Problem to solve> Check each line of the records below and collect those holding "negative".

— start of Data to use —

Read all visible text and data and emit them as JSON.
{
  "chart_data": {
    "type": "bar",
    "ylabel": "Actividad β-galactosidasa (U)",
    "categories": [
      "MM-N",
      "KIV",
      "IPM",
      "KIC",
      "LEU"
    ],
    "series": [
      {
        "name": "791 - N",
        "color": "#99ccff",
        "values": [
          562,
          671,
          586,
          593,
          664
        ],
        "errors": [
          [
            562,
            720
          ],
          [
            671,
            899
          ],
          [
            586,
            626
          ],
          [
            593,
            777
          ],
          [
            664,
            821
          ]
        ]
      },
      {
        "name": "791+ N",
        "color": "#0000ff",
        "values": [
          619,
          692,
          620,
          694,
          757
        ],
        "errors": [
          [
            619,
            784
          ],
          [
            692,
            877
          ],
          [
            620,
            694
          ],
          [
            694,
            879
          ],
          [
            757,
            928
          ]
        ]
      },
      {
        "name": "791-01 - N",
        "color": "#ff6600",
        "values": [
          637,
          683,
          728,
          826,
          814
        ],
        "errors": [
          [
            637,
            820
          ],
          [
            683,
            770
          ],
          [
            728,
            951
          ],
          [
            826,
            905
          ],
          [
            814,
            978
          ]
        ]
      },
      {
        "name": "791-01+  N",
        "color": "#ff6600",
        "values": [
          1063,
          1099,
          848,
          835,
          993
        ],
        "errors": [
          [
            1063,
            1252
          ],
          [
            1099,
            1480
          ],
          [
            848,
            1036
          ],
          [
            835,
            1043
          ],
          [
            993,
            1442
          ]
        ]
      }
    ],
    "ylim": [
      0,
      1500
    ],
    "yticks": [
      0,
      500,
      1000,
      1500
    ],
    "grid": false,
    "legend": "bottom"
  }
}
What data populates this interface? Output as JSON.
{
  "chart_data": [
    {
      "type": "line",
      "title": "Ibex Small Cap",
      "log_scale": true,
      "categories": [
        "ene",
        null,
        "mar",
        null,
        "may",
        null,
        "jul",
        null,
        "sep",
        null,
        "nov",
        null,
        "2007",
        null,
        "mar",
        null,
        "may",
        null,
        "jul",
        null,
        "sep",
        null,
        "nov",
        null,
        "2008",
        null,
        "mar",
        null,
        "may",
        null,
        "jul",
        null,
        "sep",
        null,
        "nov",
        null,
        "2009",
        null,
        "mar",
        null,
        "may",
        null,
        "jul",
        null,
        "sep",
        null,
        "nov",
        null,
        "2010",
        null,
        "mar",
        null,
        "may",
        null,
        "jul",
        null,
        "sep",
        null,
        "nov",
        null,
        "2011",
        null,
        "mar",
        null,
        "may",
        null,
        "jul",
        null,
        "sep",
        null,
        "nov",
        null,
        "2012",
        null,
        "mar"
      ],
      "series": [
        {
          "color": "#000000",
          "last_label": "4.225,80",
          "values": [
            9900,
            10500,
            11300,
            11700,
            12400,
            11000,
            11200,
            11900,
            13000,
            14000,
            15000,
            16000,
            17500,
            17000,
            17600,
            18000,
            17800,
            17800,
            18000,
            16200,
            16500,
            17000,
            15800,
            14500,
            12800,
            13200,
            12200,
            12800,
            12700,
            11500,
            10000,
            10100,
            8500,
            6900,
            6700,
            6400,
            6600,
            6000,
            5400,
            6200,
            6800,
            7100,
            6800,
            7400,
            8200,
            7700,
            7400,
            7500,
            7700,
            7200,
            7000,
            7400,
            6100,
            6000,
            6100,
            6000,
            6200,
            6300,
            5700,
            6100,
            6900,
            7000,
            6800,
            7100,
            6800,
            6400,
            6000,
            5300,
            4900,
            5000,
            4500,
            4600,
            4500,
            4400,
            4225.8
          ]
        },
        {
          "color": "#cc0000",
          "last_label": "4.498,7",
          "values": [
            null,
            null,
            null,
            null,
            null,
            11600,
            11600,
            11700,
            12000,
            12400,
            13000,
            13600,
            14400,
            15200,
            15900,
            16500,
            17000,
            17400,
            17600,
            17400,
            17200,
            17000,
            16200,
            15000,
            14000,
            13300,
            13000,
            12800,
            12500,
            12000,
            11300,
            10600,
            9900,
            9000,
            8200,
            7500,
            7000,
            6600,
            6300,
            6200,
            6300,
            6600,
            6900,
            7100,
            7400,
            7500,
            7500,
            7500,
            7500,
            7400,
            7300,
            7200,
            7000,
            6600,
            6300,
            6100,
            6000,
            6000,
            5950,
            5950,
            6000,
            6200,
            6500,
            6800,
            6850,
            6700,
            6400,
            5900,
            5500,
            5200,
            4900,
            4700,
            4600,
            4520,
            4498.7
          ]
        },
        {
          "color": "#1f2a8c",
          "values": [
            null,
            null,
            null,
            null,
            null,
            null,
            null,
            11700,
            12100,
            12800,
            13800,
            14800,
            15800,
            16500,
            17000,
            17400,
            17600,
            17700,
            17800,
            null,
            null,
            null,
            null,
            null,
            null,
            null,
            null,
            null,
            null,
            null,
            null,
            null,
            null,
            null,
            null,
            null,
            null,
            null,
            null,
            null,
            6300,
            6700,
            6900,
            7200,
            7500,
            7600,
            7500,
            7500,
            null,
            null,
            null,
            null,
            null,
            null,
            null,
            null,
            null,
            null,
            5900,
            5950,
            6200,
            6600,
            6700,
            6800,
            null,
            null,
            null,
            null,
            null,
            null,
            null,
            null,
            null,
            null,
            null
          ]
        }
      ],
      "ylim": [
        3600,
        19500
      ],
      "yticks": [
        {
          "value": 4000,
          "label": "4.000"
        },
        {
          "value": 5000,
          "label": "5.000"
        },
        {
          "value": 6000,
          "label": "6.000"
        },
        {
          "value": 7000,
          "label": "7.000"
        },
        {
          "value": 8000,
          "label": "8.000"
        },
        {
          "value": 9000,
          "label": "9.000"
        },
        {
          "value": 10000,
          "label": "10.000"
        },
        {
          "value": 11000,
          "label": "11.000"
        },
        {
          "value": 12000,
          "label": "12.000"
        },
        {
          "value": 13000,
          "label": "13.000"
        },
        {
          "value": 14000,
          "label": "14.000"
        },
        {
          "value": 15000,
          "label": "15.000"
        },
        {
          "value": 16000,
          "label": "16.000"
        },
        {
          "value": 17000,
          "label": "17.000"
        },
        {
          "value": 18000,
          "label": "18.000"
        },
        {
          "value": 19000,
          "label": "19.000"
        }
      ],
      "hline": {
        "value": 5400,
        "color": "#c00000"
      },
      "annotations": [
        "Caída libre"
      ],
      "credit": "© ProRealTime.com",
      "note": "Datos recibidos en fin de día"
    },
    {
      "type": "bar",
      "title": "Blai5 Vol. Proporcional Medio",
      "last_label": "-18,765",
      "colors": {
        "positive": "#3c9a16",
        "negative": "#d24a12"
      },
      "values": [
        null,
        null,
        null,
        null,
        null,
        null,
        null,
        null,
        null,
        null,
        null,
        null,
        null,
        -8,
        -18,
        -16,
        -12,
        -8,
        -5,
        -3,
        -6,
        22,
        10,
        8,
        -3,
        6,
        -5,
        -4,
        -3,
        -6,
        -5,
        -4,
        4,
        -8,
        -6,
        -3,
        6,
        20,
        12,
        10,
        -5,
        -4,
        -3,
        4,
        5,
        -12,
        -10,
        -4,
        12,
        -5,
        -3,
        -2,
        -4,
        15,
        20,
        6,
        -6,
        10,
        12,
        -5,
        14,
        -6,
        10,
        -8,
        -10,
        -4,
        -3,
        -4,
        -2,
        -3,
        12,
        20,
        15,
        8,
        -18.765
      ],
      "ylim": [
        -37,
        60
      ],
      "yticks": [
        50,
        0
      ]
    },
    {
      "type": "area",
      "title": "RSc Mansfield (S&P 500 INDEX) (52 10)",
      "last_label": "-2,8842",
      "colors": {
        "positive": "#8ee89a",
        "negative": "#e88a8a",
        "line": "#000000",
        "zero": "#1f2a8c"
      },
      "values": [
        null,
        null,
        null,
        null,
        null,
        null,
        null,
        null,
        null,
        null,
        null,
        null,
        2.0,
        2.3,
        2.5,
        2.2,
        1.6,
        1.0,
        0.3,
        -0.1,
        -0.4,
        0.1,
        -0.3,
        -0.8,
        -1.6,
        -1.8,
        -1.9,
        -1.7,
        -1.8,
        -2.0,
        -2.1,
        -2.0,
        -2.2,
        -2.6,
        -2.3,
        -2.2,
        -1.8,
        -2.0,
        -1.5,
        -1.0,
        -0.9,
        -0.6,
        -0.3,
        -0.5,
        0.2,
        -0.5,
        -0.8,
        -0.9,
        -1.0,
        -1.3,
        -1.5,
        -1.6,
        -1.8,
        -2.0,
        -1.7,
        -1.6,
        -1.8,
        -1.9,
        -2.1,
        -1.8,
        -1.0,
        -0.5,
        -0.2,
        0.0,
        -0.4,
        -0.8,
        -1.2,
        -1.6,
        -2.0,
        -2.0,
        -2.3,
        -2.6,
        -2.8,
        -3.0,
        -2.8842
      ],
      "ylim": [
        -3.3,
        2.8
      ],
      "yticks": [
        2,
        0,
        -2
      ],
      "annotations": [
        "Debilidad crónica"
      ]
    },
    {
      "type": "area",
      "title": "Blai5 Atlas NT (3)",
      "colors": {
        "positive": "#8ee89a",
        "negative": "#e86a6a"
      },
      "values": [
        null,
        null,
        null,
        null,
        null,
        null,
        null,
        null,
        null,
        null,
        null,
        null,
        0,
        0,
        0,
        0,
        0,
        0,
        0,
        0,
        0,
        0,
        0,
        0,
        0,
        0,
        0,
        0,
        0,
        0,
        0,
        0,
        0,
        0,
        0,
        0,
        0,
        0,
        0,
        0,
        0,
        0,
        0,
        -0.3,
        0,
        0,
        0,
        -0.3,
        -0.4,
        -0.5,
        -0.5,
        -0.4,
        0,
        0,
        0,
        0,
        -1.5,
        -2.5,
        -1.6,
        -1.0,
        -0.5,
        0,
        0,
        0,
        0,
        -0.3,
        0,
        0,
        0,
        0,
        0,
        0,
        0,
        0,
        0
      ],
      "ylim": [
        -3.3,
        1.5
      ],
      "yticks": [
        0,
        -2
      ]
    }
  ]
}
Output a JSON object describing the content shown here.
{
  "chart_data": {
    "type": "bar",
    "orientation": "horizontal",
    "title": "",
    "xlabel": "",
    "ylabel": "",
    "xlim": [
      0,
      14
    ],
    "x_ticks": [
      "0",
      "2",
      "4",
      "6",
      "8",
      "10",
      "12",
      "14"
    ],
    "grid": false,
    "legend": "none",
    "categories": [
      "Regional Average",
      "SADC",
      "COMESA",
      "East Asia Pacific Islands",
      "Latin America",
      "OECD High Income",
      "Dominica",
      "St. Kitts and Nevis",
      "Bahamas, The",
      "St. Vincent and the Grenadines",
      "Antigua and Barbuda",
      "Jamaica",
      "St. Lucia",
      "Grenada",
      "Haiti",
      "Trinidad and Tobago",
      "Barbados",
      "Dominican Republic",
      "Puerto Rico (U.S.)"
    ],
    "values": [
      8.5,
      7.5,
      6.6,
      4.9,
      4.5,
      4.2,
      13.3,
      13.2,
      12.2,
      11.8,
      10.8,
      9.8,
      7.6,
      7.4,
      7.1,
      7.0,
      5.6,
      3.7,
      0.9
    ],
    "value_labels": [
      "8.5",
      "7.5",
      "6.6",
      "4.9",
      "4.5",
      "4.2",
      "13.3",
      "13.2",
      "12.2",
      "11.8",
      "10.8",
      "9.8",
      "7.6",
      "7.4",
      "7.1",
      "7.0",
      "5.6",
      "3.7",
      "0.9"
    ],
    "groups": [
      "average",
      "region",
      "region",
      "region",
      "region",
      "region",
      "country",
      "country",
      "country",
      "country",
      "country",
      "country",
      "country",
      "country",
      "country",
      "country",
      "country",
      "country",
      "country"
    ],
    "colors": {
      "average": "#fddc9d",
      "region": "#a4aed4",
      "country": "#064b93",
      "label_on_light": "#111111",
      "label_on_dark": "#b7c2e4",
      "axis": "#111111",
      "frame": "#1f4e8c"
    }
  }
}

— end of Data to use —

Task response>
        "negative": "#d24a12"
        "negative": "#e88a8a",
        "negative": "#e86a6a"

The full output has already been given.